Whenever an image turns up, omit it and return the remaining data exactly.

-- Opening Marker --

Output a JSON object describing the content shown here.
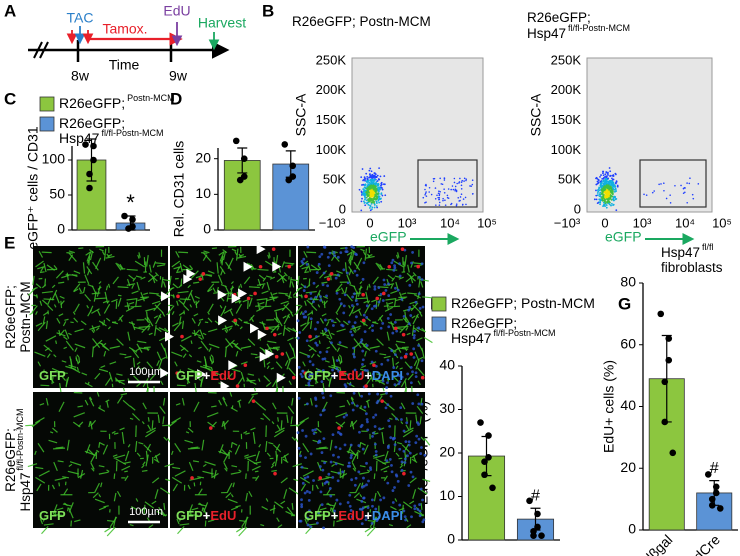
{
  "panel_labels": [
    "A",
    "B",
    "C",
    "D",
    "E",
    "F",
    "G"
  ],
  "timeline": {
    "tac": "TAC",
    "tamox": "Tamox.",
    "edu": "EdU",
    "harvest": "Harvest",
    "w8": "8w",
    "time": "Time",
    "w9": "9w"
  },
  "flow": {
    "y_label": "SSC-A",
    "x_label": "eGFP",
    "yticks": [
      "250K",
      "200K",
      "150K",
      "100K",
      "50K",
      "0"
    ],
    "xticks": [
      "−10³",
      "0",
      "10³",
      "10⁴",
      "10⁵"
    ],
    "plots": [
      {
        "title": [
          {
            "text": "R26eGFP; Postn-MCM"
          }
        ]
      },
      {
        "title": [
          {
            "text": "R26eGFP;"
          },
          {
            "text": "Hsp47",
            "sup": "fl/fl-Postn-MCM"
          }
        ]
      }
    ]
  },
  "chart_data": [
    {
      "type": "bar",
      "y_label": "eGFP⁺ cells / CD31",
      "categories": [
        null,
        null
      ],
      "values": [
        100,
        10
      ],
      "errors": [
        30,
        10
      ],
      "points": [
        [
          122,
          120,
          100,
          80,
          60
        ],
        [
          20,
          15,
          5,
          2
        ]
      ],
      "colors": [
        "#8cc63f",
        "#5b93d6"
      ],
      "ylim": [
        0,
        120
      ],
      "yticks": [
        0,
        50,
        100
      ],
      "annotation": "*",
      "legend": [
        [
          {
            "text": "R26eGFP;",
            "sup": "Postn-MCM"
          }
        ],
        [
          {
            "text": "R26eGFP;"
          },
          {
            "text": "Hsp47",
            "sup": "fl/fl-Postn-MCM"
          }
        ]
      ]
    },
    {
      "type": "bar",
      "y_label": "Rel. CD31 cells",
      "categories": [
        null,
        null
      ],
      "values": [
        19.5,
        18.5
      ],
      "errors": [
        3.5,
        3.7
      ],
      "points": [
        [
          25,
          20,
          15,
          14
        ],
        [
          24,
          18,
          15,
          14
        ]
      ],
      "colors": [
        "#8cc63f",
        "#5b93d6"
      ],
      "ylim": [
        0,
        23
      ],
      "yticks": [
        0,
        10,
        20
      ]
    },
    {
      "type": "bar",
      "y_label": "EdU⁺/eGFP⁺(%)",
      "categories": [
        null,
        null
      ],
      "values": [
        19.3,
        4.8
      ],
      "errors": [
        4.5,
        2.5
      ],
      "points": [
        [
          27,
          24,
          19,
          18,
          15,
          12
        ],
        [
          9,
          6,
          3,
          2,
          1,
          1
        ]
      ],
      "colors": [
        "#8cc63f",
        "#5b93d6"
      ],
      "ylim": [
        0,
        40
      ],
      "yticks": [
        0,
        10,
        20,
        30,
        40
      ],
      "annotation": "#",
      "legend": [
        [
          {
            "text": "R26eGFP; Postn-MCM"
          }
        ],
        [
          {
            "text": "R26eGFP;"
          },
          {
            "text": "Hsp47",
            "sup": "fl/fl-Postn-MCM"
          }
        ]
      ]
    },
    {
      "type": "bar",
      "y_label": "EdU+ cells (%)",
      "categories": [
        "Adβgal",
        "AdCre"
      ],
      "values": [
        49,
        12
      ],
      "errors": [
        14,
        4
      ],
      "points": [
        [
          70,
          62,
          55,
          48,
          35,
          25
        ],
        [
          18,
          14,
          12,
          10,
          8,
          7
        ]
      ],
      "colors": [
        "#8cc63f",
        "#5b93d6"
      ],
      "ylim": [
        0,
        80
      ],
      "yticks": [
        0,
        20,
        40,
        60,
        80
      ],
      "annotation": "#",
      "note": [
        {
          "text": "Hsp47",
          "sup": "fl/fl"
        },
        {
          "text": "fibroblasts"
        }
      ]
    }
  ],
  "micrographs": {
    "channels": [
      [
        {
          "text": "GFP",
          "color": "#7fe05a"
        }
      ],
      [
        {
          "text": "GFP",
          "color": "#7fe05a"
        },
        {
          "text": "+",
          "color": "#ffffff"
        },
        {
          "text": "EdU",
          "color": "#e8202a"
        }
      ],
      [
        {
          "text": "GFP",
          "color": "#7fe05a"
        },
        {
          "text": "+",
          "color": "#ffffff"
        },
        {
          "text": "EdU",
          "color": "#e8202a"
        },
        {
          "text": "+",
          "color": "#ffffff"
        },
        {
          "text": "DAPI",
          "color": "#3a8ee8"
        }
      ]
    ],
    "rows": [
      [
        {
          "text": "R26eGFP;"
        },
        {
          "text": "Postn-MCM"
        }
      ],
      [
        {
          "text": "R26eGFP;"
        },
        {
          "text": "Hsp47",
          "sup": "fl/fl-Postn-MCM"
        }
      ]
    ],
    "scale_bar": "100µm"
  }
}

-- Closing Marker --

Response area:
Output a JSON object describing the content shown here.
{
  "panel_labels": [
    "A",
    "B",
    "C",
    "D",
    "E",
    "F",
    "G"
  ],
  "timeline": {
    "tac": "TAC",
    "tamox": "Tamox.",
    "edu": "EdU",
    "harvest": "Harvest",
    "w8": "8w",
    "time": "Time",
    "w9": "9w"
  },
  "flow": {
    "y_label": "SSC-A",
    "x_label": "eGFP",
    "yticks": [
      "250K",
      "200K",
      "150K",
      "100K",
      "50K",
      "0"
    ],
    "xticks": [
      "−10³",
      "0",
      "10³",
      "10⁴",
      "10⁵"
    ],
    "plots": [
      {
        "title": [
          {
            "text": "R26eGFP; Postn-MCM"
          }
        ]
      },
      {
        "title": [
          {
            "text": "R26eGFP;"
          },
          {
            "text": "Hsp47",
            "sup": "fl/fl-Postn-MCM"
          }
        ]
      }
    ]
  },
  "chart_data": [
    {
      "type": "bar",
      "y_label": "eGFP⁺ cells / CD31",
      "categories": [
        null,
        null
      ],
      "values": [
        100,
        10
      ],
      "errors": [
        30,
        10
      ],
      "points": [
        [
          122,
          120,
          100,
          80,
          60
        ],
        [
          20,
          15,
          5,
          2
        ]
      ],
      "colors": [
        "#8cc63f",
        "#5b93d6"
      ],
      "ylim": [
        0,
        120
      ],
      "yticks": [
        0,
        50,
        100
      ],
      "annotation": "*",
      "legend": [
        [
          {
            "text": "R26eGFP;",
            "sup": "Postn-MCM"
          }
        ],
        [
          {
            "text": "R26eGFP;"
          },
          {
            "text": "Hsp47",
            "sup": "fl/fl-Postn-MCM"
          }
        ]
      ]
    },
    {
      "type": "bar",
      "y_label": "Rel. CD31 cells",
      "categories": [
        null,
        null
      ],
      "values": [
        19.5,
        18.5
      ],
      "errors": [
        3.5,
        3.7
      ],
      "points": [
        [
          25,
          20,
          15,
          14
        ],
        [
          24,
          18,
          15,
          14
        ]
      ],
      "colors": [
        "#8cc63f",
        "#5b93d6"
      ],
      "ylim": [
        0,
        23
      ],
      "yticks": [
        0,
        10,
        20
      ]
    },
    {
      "type": "bar",
      "y_label": "EdU⁺/eGFP⁺(%)",
      "categories": [
        null,
        null
      ],
      "values": [
        19.3,
        4.8
      ],
      "errors": [
        4.5,
        2.5
      ],
      "points": [
        [
          27,
          24,
          19,
          18,
          15,
          12
        ],
        [
          9,
          6,
          3,
          2,
          1,
          1
        ]
      ],
      "colors": [
        "#8cc63f",
        "#5b93d6"
      ],
      "ylim": [
        0,
        40
      ],
      "yticks": [
        0,
        10,
        20,
        30,
        40
      ],
      "annotation": "#",
      "legend": [
        [
          {
            "text": "R26eGFP; Postn-MCM"
          }
        ],
        [
          {
            "text": "R26eGFP;"
          },
          {
            "text": "Hsp47",
            "sup": "fl/fl-Postn-MCM"
          }
        ]
      ]
    },
    {
      "type": "bar",
      "y_label": "EdU+ cells (%)",
      "categories": [
        "Adβgal",
        "AdCre"
      ],
      "values": [
        49,
        12
      ],
      "errors": [
        14,
        4
      ],
      "points": [
        [
          70,
          62,
          55,
          48,
          35,
          25
        ],
        [
          18,
          14,
          12,
          10,
          8,
          7
        ]
      ],
      "colors": [
        "#8cc63f",
        "#5b93d6"
      ],
      "ylim": [
        0,
        80
      ],
      "yticks": [
        0,
        20,
        40,
        60,
        80
      ],
      "annotation": "#",
      "note": [
        {
          "text": "Hsp47",
          "sup": "fl/fl"
        },
        {
          "text": "fibroblasts"
        }
      ]
    }
  ],
  "micrographs": {
    "channels": [
      [
        {
          "text": "GFP",
          "color": "#7fe05a"
        }
      ],
      [
        {
          "text": "GFP",
          "color": "#7fe05a"
        },
        {
          "text": "+",
          "color": "#ffffff"
        },
        {
          "text": "EdU",
          "color": "#e8202a"
        }
      ],
      [
        {
          "text": "GFP",
          "color": "#7fe05a"
        },
        {
          "text": "+",
          "color": "#ffffff"
        },
        {
          "text": "EdU",
          "color": "#e8202a"
        },
        {
          "text": "+",
          "color": "#ffffff"
        },
        {
          "text": "DAPI",
          "color": "#3a8ee8"
        }
      ]
    ],
    "rows": [
      [
        {
          "text": "R26eGFP;"
        },
        {
          "text": "Postn-MCM"
        }
      ],
      [
        {
          "text": "R26eGFP;"
        },
        {
          "text": "Hsp47",
          "sup": "fl/fl-Postn-MCM"
        }
      ]
    ],
    "scale_bar": "100µm"
  }
}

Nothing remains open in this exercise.